Begin

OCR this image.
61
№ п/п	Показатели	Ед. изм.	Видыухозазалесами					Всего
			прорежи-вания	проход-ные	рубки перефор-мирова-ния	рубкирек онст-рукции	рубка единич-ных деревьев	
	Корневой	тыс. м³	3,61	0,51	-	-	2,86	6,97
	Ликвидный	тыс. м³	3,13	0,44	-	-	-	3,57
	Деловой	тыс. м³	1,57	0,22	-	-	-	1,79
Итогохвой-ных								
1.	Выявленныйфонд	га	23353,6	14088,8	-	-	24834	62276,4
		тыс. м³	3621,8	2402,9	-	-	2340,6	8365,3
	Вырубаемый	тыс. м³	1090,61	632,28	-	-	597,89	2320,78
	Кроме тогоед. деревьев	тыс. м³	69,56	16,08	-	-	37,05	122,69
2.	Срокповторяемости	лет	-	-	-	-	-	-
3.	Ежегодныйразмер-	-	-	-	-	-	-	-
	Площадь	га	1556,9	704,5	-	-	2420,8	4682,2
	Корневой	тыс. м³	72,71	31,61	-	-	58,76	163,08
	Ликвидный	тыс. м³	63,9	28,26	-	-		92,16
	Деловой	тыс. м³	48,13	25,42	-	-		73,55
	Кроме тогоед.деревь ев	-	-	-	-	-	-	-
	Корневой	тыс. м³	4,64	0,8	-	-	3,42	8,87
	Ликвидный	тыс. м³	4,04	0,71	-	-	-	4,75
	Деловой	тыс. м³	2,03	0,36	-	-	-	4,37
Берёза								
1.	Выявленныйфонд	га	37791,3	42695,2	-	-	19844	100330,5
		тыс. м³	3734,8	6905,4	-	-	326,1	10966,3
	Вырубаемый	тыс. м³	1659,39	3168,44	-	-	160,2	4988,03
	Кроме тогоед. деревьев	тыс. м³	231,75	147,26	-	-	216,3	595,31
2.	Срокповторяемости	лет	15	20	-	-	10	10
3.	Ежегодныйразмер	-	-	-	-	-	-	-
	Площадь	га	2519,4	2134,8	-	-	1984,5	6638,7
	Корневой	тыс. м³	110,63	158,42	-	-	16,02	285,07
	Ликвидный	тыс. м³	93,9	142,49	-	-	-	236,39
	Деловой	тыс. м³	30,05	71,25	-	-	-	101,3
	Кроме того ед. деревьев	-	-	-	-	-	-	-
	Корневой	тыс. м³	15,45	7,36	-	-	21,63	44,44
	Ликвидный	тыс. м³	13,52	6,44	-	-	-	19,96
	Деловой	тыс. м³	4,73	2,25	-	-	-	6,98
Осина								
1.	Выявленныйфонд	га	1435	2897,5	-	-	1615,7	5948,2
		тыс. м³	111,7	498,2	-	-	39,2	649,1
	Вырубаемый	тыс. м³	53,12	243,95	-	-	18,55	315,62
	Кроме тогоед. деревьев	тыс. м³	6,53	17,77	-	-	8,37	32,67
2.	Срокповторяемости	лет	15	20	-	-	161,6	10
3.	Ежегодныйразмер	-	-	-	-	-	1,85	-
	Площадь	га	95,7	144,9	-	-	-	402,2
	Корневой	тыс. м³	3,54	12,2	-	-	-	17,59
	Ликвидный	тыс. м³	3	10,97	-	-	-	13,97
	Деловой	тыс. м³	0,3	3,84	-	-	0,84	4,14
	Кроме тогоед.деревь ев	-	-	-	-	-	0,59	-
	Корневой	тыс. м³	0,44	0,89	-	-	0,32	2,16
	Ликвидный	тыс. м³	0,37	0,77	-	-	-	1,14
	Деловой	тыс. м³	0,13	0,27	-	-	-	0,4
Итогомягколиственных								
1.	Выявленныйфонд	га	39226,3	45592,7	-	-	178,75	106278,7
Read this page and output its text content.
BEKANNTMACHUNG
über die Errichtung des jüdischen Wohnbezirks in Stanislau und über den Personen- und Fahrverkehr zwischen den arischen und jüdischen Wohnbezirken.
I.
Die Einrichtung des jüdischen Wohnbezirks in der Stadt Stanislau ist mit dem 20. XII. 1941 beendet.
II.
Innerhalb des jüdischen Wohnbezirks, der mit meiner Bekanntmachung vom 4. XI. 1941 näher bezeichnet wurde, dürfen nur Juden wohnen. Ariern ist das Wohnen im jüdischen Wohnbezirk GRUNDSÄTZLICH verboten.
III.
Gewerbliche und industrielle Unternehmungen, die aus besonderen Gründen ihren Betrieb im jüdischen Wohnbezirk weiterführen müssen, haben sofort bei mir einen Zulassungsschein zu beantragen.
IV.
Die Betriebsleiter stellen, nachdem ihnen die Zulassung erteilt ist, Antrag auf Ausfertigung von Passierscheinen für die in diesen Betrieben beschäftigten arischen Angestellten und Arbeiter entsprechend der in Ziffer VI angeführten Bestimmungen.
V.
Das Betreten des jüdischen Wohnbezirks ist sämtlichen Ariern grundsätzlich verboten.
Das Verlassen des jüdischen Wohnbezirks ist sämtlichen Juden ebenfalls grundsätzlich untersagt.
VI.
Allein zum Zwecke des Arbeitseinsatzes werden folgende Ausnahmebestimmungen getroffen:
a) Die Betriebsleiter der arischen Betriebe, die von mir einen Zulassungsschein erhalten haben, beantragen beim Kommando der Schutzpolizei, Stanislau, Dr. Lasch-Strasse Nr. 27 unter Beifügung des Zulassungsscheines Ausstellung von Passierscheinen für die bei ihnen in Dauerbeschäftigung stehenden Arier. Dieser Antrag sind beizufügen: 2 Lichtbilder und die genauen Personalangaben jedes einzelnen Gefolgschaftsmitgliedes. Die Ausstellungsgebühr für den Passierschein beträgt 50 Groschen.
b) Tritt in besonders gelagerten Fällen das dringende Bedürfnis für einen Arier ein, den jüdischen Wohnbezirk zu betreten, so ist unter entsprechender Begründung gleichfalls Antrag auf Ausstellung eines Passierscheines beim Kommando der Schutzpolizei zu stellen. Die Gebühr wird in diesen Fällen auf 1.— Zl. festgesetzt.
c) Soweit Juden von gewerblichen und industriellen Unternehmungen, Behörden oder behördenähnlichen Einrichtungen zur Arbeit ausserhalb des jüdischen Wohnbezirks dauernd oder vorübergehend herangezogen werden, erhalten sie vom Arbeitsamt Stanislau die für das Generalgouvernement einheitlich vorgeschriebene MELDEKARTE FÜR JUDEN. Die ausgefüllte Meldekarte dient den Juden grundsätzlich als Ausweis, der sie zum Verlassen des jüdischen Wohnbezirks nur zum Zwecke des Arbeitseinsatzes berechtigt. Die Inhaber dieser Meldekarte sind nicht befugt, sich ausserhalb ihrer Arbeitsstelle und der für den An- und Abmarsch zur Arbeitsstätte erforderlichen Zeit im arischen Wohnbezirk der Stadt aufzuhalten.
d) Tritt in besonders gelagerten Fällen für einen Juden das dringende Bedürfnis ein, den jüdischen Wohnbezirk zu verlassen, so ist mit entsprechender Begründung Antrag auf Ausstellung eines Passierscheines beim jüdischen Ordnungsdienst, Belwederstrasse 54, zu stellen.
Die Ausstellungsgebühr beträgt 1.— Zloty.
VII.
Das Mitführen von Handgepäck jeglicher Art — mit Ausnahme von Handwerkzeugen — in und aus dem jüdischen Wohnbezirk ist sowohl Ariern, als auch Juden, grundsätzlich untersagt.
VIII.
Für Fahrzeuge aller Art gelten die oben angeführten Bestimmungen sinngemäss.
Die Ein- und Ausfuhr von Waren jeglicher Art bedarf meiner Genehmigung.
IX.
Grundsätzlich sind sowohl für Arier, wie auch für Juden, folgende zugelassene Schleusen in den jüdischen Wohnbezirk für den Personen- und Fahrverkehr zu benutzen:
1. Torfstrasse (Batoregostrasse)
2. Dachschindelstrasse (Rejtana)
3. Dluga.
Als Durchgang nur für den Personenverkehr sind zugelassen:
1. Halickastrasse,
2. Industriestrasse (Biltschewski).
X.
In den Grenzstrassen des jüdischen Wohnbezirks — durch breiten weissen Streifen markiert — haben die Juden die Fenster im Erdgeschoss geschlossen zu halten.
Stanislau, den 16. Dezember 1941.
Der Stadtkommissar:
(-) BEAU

End

• DIRECTIONS FOR THIS TASK: Find each line holding the string "Ликвидный" and copy it out.

• FULL ANSWER:
	Ликвидный	тыс. м³	3,13	0,44	-	-	-	3,57
	Ликвидный	тыс. м³	63,9	28,26	-	-		92,16
	Ликвидный	тыс. м³	4,04	0,71	-	-	-	4,75
	Ликвидный	тыс. м³	93,9	142,49	-	-	-	236,39
	Ликвидный	тыс. м³	13,52	6,44	-	-	-	19,96
	Ликвидный	тыс. м³	3	10,97	-	-	-	13,97
	Ликвидный	тыс. м³	0,37	0,77	-	-	-	1,14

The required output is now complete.